(Job)
Reproduce every item below word for word, with nothing left out.

****

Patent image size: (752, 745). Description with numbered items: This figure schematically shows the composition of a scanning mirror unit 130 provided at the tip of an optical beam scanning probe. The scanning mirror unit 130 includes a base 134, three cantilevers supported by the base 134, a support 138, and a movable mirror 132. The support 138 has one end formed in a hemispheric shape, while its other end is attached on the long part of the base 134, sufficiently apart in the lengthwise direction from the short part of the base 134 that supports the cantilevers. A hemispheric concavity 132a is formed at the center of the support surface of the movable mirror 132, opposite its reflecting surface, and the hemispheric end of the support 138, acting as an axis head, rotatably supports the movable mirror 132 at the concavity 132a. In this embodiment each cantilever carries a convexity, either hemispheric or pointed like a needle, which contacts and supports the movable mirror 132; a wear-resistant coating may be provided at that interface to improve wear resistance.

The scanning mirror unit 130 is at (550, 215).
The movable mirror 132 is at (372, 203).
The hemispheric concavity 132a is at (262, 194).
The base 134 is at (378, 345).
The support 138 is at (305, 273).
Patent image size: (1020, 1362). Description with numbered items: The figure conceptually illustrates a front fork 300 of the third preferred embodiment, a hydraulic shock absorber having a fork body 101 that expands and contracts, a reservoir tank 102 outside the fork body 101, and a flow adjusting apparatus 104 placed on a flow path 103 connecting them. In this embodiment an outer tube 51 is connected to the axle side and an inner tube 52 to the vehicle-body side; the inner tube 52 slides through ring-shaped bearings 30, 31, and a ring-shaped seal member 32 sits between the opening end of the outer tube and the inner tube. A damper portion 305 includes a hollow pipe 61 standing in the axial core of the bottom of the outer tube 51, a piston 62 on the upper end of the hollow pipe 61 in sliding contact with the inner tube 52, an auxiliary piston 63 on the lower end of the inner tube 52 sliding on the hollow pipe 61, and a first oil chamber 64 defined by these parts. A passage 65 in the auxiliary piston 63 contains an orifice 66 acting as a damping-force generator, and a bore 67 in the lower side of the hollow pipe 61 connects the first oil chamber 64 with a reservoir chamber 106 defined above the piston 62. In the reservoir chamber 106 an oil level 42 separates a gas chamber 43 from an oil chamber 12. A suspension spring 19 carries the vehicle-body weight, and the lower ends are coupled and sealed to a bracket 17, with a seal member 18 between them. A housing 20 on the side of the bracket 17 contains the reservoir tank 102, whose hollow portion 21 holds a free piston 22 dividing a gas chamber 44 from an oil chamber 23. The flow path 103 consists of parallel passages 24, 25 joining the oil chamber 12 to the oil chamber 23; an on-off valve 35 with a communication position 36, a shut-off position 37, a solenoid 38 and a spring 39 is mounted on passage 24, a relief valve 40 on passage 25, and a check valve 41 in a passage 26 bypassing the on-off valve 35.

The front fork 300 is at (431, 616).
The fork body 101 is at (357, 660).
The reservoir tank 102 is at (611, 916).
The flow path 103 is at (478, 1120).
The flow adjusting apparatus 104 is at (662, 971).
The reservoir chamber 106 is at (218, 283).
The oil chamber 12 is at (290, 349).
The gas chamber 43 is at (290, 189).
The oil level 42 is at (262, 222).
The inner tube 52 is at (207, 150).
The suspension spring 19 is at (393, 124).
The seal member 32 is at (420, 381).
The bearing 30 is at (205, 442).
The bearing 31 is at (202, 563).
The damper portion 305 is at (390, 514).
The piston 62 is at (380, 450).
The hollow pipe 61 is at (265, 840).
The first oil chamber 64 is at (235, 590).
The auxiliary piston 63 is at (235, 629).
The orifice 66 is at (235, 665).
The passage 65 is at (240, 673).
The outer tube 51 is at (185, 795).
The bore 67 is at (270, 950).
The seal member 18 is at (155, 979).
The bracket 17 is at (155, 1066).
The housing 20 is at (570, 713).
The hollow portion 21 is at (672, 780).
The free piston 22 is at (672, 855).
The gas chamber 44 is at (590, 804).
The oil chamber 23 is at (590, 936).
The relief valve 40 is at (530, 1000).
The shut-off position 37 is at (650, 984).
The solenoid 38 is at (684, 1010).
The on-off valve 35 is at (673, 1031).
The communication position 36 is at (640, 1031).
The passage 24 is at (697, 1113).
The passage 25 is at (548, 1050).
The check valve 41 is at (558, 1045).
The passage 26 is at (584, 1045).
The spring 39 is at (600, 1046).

****

(Final answer)
Patent image size: (752, 745). Description with numbered items: This figure schematically shows the composition of a scanning mirror unit 130 provided at the tip of an optical beam scanning probe. The scanning mirror unit 130 includes a base 134, three cantilevers supported by the base 134, a support 138, and a movable mirror 132. The support 138 has one end formed in a hemispheric shape, while its other end is attached on the long part of the base 134, sufficiently apart in the lengthwise direction from the short part of the base 134 that supports the cantilevers. A hemispheric concavity 132a is formed at the center of the support surface of the movable mirror 132, opposite its reflecting surface, and the hemispheric end of the support 138, acting as an axis head, rotatably supports the movable mirror 132 at the concavity 132a. In this embodiment each cantilever carries a convexity, either hemispheric or pointed like a needle, which contacts and supports the movable mirror 132; a wear-resistant coating may be provided at that interface to improve wear resistance.

The scanning mirror unit 130 is at (550, 215).
The movable mirror 132 is at (372, 203).
The hemispheric concavity 132a is at (262, 194).
The base 134 is at (378, 345).
The support 138 is at (305, 273).
Patent image size: (1020, 1362). Description with numbered items: The figure conceptually illustrates a front fork 300 of the third preferred embodiment, a hydraulic shock absorber having a fork body 101 that expands and contracts, a reservoir tank 102 outside the fork body 101, and a flow adjusting apparatus 104 placed on a flow path 103 connecting them. In this embodiment an outer tube 51 is connected to the axle side and an inner tube 52 to the vehicle-body side; the inner tube 52 slides through ring-shaped bearings 30, 31, and a ring-shaped seal member 32 sits between the opening end of the outer tube and the inner tube. A damper portion 305 includes a hollow pipe 61 standing in the axial core of the bottom of the outer tube 51, a piston 62 on the upper end of the hollow pipe 61 in sliding contact with the inner tube 52, an auxiliary piston 63 on the lower end of the inner tube 52 sliding on the hollow pipe 61, and a first oil chamber 64 defined by these parts. A passage 65 in the auxiliary piston 63 contains an orifice 66 acting as a damping-force generator, and a bore 67 in the lower side of the hollow pipe 61 connects the first oil chamber 64 with a reservoir chamber 106 defined above the piston 62. In the reservoir chamber 106 an oil level 42 separates a gas chamber 43 from an oil chamber 12. A suspension spring 19 carries the vehicle-body weight, and the lower ends are coupled and sealed to a bracket 17, with a seal member 18 between them. A housing 20 on the side of the bracket 17 contains the reservoir tank 102, whose hollow portion 21 holds a free piston 22 dividing a gas chamber 44 from an oil chamber 23. The flow path 103 consists of parallel passages 24, 25 joining the oil chamber 12 to the oil chamber 23; an on-off valve 35 with a communication position 36, a shut-off position 37, a solenoid 38 and a spring 39 is mounted on passage 24, a relief valve 40 on passage 25, and a check valve 41 in a passage 26 bypassing the on-off valve 35.

The front fork 300 is at (431, 616).
The fork body 101 is at (357, 660).
The reservoir tank 102 is at (611, 916).
The flow path 103 is at (478, 1120).
The flow adjusting apparatus 104 is at (662, 971).
The reservoir chamber 106 is at (218, 283).
The oil chamber 12 is at (290, 349).
The gas chamber 43 is at (290, 189).
The oil level 42 is at (262, 222).
The inner tube 52 is at (207, 150).
The suspension spring 19 is at (393, 124).
The seal member 32 is at (420, 381).
The bearing 30 is at (205, 442).
The bearing 31 is at (202, 563).
The damper portion 305 is at (390, 514).
The piston 62 is at (380, 450).
The hollow pipe 61 is at (265, 840).
The first oil chamber 64 is at (235, 590).
The auxiliary piston 63 is at (235, 629).
The orifice 66 is at (235, 665).
The passage 65 is at (240, 673).
The outer tube 51 is at (185, 795).
The bore 67 is at (270, 950).
The seal member 18 is at (155, 979).
The bracket 17 is at (155, 1066).
The housing 20 is at (570, 713).
The hollow portion 21 is at (672, 780).
The free piston 22 is at (672, 855).
The gas chamber 44 is at (590, 804).
The oil chamber 23 is at (590, 936).
The relief valve 40 is at (530, 1000).
The shut-off position 37 is at (650, 984).
The solenoid 38 is at (684, 1010).
The on-off valve 35 is at (673, 1031).
The communication position 36 is at (640, 1031).
The passage 24 is at (697, 1113).
The passage 25 is at (548, 1050).
The check valve 41 is at (558, 1045).
The passage 26 is at (584, 1045).
The spring 39 is at (600, 1046).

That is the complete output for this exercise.